## Begin
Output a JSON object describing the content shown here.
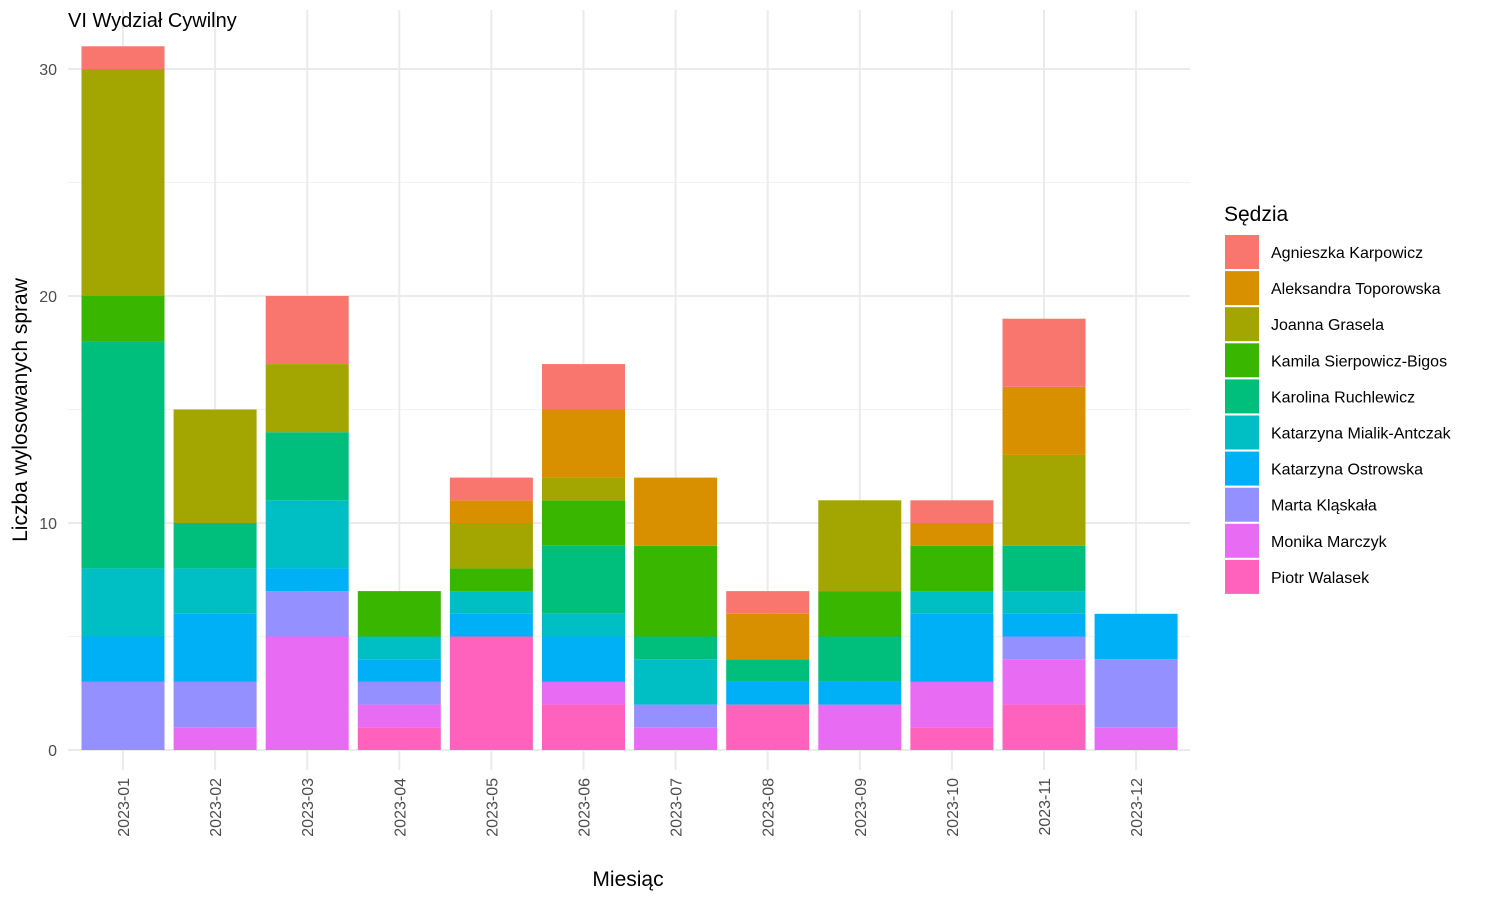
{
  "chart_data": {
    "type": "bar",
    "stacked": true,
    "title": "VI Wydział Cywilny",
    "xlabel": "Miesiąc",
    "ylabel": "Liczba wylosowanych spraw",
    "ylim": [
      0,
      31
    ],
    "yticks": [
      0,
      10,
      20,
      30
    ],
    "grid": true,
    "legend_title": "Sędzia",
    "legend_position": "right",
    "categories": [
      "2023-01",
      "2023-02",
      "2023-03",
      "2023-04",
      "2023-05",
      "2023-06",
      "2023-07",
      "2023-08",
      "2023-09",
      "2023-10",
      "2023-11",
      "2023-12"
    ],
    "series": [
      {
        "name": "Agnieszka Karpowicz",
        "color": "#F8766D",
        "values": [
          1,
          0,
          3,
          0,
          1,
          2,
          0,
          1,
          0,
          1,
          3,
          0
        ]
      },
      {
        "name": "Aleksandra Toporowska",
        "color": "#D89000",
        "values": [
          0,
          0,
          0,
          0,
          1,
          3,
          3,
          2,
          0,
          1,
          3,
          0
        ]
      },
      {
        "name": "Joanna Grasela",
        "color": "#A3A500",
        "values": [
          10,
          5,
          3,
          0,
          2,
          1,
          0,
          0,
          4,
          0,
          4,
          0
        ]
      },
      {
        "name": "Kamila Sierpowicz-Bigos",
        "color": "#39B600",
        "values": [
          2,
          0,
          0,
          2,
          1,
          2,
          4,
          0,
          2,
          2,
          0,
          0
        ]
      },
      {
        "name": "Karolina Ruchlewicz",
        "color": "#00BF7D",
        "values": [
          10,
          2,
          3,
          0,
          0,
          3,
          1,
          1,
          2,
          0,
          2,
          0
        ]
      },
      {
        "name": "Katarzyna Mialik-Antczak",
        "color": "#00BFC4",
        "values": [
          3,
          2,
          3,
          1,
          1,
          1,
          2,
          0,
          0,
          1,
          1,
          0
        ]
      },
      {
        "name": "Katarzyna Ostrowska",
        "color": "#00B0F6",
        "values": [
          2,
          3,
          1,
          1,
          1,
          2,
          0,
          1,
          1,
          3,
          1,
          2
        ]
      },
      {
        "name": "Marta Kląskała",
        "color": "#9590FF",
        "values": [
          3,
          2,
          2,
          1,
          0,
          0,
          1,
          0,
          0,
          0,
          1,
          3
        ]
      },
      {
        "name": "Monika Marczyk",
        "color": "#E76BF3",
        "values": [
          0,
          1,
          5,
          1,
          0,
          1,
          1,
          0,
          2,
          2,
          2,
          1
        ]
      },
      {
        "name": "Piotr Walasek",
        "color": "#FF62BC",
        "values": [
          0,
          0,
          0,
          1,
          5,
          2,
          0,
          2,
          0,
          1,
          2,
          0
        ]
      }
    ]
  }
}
## End
## Begin
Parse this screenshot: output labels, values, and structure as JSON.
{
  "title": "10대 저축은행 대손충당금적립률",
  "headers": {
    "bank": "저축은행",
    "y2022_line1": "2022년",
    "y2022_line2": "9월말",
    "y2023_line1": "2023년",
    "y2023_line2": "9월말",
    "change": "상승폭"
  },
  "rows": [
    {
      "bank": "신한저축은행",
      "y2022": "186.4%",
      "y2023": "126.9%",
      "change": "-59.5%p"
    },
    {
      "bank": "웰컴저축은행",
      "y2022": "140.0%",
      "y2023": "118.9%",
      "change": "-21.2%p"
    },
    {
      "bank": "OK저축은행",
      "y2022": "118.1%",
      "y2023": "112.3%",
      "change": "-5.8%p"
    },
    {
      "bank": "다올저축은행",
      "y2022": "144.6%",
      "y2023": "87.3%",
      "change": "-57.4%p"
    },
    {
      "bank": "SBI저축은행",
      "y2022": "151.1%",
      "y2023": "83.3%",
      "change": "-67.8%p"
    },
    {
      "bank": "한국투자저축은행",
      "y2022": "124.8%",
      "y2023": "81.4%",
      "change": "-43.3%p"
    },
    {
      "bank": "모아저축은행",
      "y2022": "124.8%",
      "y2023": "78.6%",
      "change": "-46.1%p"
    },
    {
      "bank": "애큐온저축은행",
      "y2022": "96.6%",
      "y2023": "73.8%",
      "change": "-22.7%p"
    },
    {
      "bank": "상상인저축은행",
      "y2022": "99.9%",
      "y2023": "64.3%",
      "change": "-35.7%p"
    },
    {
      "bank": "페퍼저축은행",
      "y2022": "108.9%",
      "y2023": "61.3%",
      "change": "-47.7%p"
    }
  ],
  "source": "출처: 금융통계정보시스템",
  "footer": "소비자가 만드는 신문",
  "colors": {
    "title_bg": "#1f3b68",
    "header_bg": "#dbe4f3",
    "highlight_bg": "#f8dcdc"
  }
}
## End
_TASK REQUIREMENTS:_
Which lines contain "JSON"? Copy each of them out.

_FINISHED TASK:_
Output a JSON object describing the content shown here.
Parse this screenshot: output labels, values, and structure as JSON.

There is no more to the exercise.